# Entries supplied start
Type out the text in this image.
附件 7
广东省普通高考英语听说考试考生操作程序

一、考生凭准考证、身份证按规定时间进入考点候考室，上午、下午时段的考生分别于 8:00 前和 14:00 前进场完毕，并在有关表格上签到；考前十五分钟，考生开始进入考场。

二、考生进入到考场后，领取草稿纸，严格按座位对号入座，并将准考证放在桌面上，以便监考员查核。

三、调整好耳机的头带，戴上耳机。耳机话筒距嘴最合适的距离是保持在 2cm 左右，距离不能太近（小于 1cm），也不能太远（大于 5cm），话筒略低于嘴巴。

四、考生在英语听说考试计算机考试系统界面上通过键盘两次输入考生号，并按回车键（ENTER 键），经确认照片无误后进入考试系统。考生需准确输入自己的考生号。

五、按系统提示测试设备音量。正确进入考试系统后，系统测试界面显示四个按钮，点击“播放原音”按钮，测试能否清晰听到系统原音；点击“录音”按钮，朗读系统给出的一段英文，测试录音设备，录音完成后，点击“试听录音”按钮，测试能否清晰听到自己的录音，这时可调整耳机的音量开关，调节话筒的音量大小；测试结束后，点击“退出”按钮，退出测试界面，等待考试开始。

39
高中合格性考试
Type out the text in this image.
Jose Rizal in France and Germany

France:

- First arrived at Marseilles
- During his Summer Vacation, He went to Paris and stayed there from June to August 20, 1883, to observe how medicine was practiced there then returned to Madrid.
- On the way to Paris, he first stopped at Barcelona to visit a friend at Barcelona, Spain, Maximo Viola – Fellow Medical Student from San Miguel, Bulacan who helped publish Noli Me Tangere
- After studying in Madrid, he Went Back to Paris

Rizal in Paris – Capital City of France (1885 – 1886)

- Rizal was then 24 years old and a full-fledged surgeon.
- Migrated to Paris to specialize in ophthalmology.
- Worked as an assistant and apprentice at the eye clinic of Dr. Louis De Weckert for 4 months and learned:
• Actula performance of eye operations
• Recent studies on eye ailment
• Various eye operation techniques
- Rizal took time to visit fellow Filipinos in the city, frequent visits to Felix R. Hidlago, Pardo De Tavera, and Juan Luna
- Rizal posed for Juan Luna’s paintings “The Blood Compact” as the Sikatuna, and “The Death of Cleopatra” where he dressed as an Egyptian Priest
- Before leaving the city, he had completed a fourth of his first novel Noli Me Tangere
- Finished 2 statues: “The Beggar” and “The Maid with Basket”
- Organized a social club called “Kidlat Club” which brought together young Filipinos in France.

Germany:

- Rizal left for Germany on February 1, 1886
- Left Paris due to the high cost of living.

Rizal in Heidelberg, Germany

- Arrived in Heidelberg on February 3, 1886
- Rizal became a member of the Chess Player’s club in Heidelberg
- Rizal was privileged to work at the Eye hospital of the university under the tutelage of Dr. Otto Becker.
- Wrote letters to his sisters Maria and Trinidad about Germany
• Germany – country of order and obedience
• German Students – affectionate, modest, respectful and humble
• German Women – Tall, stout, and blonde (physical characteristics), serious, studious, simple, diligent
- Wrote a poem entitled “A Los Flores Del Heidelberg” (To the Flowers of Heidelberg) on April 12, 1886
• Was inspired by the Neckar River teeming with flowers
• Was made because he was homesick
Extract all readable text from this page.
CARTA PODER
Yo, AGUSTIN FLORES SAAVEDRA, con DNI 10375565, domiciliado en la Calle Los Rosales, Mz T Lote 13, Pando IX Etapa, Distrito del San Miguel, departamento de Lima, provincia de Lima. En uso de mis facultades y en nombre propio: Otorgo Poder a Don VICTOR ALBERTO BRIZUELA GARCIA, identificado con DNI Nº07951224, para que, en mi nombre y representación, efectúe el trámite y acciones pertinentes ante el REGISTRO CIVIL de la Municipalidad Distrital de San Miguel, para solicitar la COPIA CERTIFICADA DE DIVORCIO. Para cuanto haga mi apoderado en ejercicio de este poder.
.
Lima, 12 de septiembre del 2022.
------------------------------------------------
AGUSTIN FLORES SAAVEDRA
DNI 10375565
# Entries supplied end
Task brief: Read the entries and pick out all lines that include the word "February".

Expected answer:
- Rizal left for Germany on February 1, 1886
- Arrived in Heidelberg on February 3, 1886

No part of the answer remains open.